#### [Stated task]
Images should be left out, and everything else in the listing reproduced exactly.

------ Data rows

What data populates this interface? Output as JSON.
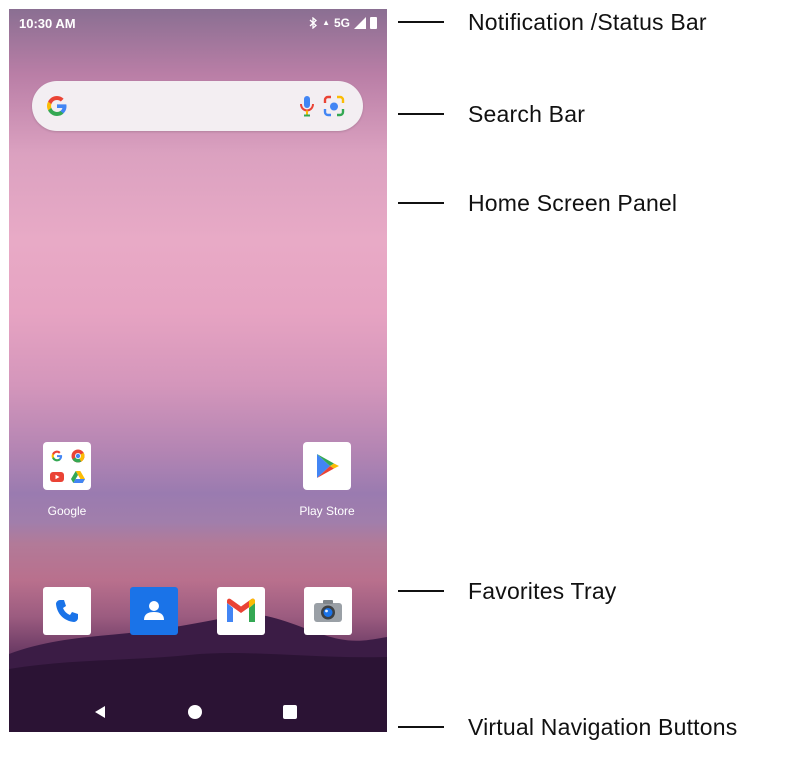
{
  "status_bar": {
    "time": "10:30 AM",
    "network": "5G",
    "icons": [
      "bluetooth-icon",
      "signal-icon",
      "battery-icon"
    ]
  },
  "search_bar": {
    "icons": [
      "google-g-icon",
      "microphone-icon",
      "google-lens-icon"
    ]
  },
  "home_apps": [
    {
      "label": "Google",
      "icon": "google-folder-icon"
    },
    {
      "label": "Play Store",
      "icon": "play-store-icon"
    }
  ],
  "dock": {
    "apps": [
      {
        "name": "Phone",
        "icon": "phone-icon"
      },
      {
        "name": "Contacts",
        "icon": "contacts-icon"
      },
      {
        "name": "Gmail",
        "icon": "gmail-icon"
      },
      {
        "name": "Camera",
        "icon": "camera-icon"
      }
    ]
  },
  "nav": {
    "icons": [
      "back-icon",
      "home-icon",
      "recents-icon"
    ]
  },
  "callouts": {
    "status": "Notification /Status Bar",
    "search": "Search Bar",
    "home_panel": "Home Screen Panel",
    "favorites": "Favorites Tray",
    "nav_buttons": "Virtual Navigation Buttons"
  },
  "colors": {
    "google_blue": "#4285F4",
    "google_red": "#EA4335",
    "google_yellow": "#FBBC05",
    "google_green": "#34A853",
    "contacts_blue": "#1a73e8",
    "label_text": "#111111"
  }
}
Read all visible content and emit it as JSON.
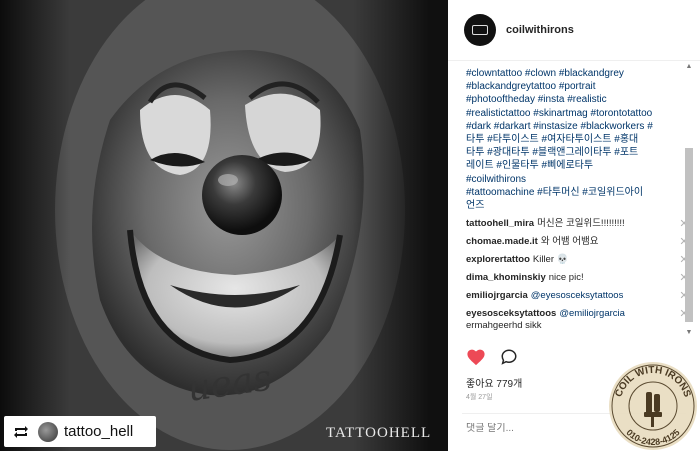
{
  "post": {
    "username": "coilwithirons",
    "caption_lines": [
      "#clowntattoo #clown #blackandgrey",
      "#blackandgreytattoo #portrait",
      "#photooftheday #insta #realistic",
      "#realistictattoo #skinartmag #torontotattoo",
      "#dark #darkart #instasize #blackworkers #",
      "타투 #타투이스트 #여자타투이스트 #홍대",
      "타투 #광대타투 #블랙앤그레이타투 #포트",
      "레이트 #인물타투 #삐에로타투",
      "#coilwithirons",
      "#tattoomachine #타투머신 #코일위드아이",
      "언즈"
    ],
    "likes": "좋아요 779개",
    "date": "4월 27일",
    "add_comment_placeholder": "댓글 달기..."
  },
  "comments": [
    {
      "author": "tattoohell_mira",
      "text": "머신은 코일위드!!!!!!!!!",
      "mention": ""
    },
    {
      "author": "chomae.made.it",
      "text": "와 어뱀 어뱀요",
      "mention": ""
    },
    {
      "author": "explorertattoo",
      "text": "Killer 💀",
      "mention": ""
    },
    {
      "author": "dima_khominskiy",
      "text": "nice pic!",
      "mention": ""
    },
    {
      "author": "emiliojrgarcia",
      "text": "",
      "mention": "@eyesosceksytattoos"
    },
    {
      "author": "eyesosceksytattoos",
      "text": "",
      "mention": "@emiliojrgarcia",
      "text2": "ermahgeerhd sikk"
    }
  ],
  "photo": {
    "repost_handle": "tattoo_hell",
    "watermark": "TATTOOHELL",
    "skin_script": "ueas"
  },
  "stamp": {
    "top_text": "COIL WITH IRONS",
    "bottom_text": "010-2428-4125"
  },
  "icons": {
    "like": "heart-icon",
    "comment": "comment-bubble-icon",
    "repost": "repost-icon",
    "remove": "close-icon"
  },
  "colors": {
    "like": "#ed4956",
    "hashtag": "#003569",
    "stamp": "#e8dcc0"
  }
}
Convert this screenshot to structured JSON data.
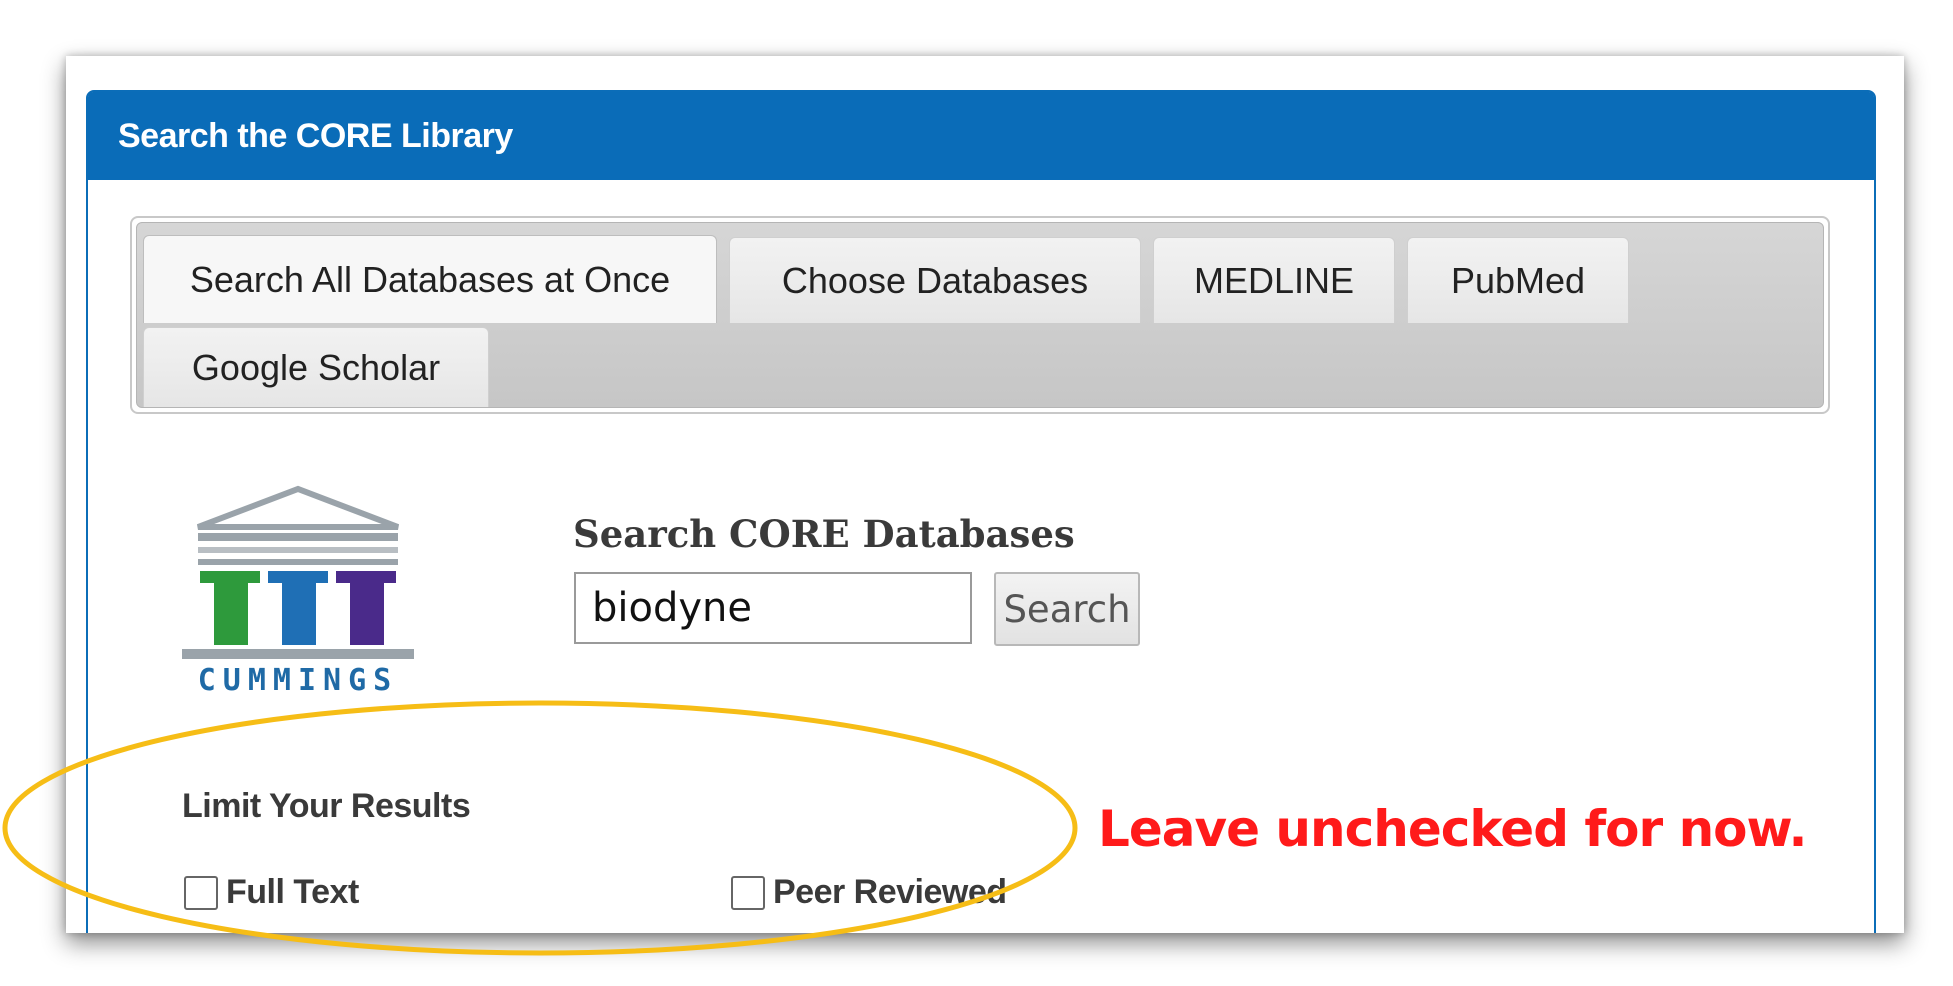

------------

#### [Finished task]
What data populates this interface? Output as JSON.
{
  "status_bar": {
    "time": "10:30 AM",
    "network": "5G",
    "icons": [
      "bluetooth-icon",
      "signal-icon",
      "battery-icon"
    ]
  },
  "search_bar": {
    "icons": [
      "google-g-icon",
      "microphone-icon",
      "google-lens-icon"
    ]
  },
  "home_apps": [
    {
      "label": "Google",
      "icon": "google-folder-icon"
    },
    {
      "label": "Play Store",
      "icon": "play-store-icon"
    }
  ],
  "dock": {
    "apps": [
      {
        "name": "Phone",
        "icon": "phone-icon"
      },
      {
        "name": "Contacts",
        "icon": "contacts-icon"
      },
      {
        "name": "Gmail",
        "icon": "gmail-icon"
      },
      {
        "name": "Camera",
        "icon": "camera-icon"
      }
    ]
  },
  "nav": {
    "icons": [
      "back-icon",
      "home-icon",
      "recents-icon"
    ]
  },
  "callouts": {
    "status": "Notification /Status Bar",
    "search": "Search Bar",
    "home_panel": "Home Screen Panel",
    "favorites": "Favorites Tray",
    "nav_buttons": "Virtual Navigation Buttons"
  },
  "colors": {
    "google_blue": "#4285F4",
    "google_red": "#EA4335",
    "google_yellow": "#FBBC05",
    "google_green": "#34A853",
    "contacts_blue": "#1a73e8",
    "label_text": "#111111"
  }
}
Read all visible content and emit it as JSON.
{
  "post": {
    "username": "coilwithirons",
    "caption_lines": [
      "#clowntattoo #clown #blackandgrey",
      "#blackandgreytattoo #portrait",
      "#photooftheday #insta #realistic",
      "#realistictattoo #skinartmag #torontotattoo",
      "#dark #darkart #instasize #blackworkers #",
      "타투 #타투이스트 #여자타투이스트 #홍대",
      "타투 #광대타투 #블랙앤그레이타투 #포트",
      "레이트 #인물타투 #삐에로타투",
      "#coilwithirons",
      "#tattoomachine #타투머신 #코일위드아이",
      "언즈"
    ],
    "likes": "좋아요 779개",
    "date": "4월 27일",
    "add_comment_placeholder": "댓글 달기..."
  },
  "comments": [
    {
      "author": "tattoohell_mira",
      "text": "머신은 코일위드!!!!!!!!!",
      "mention": ""
    },
    {
      "author": "chomae.made.it",
      "text": "와 어뱀 어뱀요",
      "mention": ""
    },
    {
      "author": "explorertattoo",
      "text": "Killer 💀",
      "mention": ""
    },
    {
      "author": "dima_khominskiy",
      "text": "nice pic!",
      "mention": ""
    },
    {
      "author": "emiliojrgarcia",
      "text": "",
      "mention": "@eyesosceksytattoos"
    },
    {
      "author": "eyesosceksytattoos",
      "text": "",
      "mention": "@emiliojrgarcia",
      "text2": "ermahgeerhd sikk"
    }
  ],
  "photo": {
    "repost_handle": "tattoo_hell",
    "watermark": "TATTOOHELL",
    "skin_script": "ueas"
  },
  "stamp": {
    "top_text": "COIL WITH IRONS",
    "bottom_text": "010-2428-4125"
  },
  "icons": {
    "like": "heart-icon",
    "comment": "comment-bubble-icon",
    "repost": "repost-icon",
    "remove": "close-icon"
  },
  "colors": {
    "like": "#ed4956",
    "hashtag": "#003569",
    "stamp": "#e8dcc0"
  }
}
Convert this screenshot to structured JSON data.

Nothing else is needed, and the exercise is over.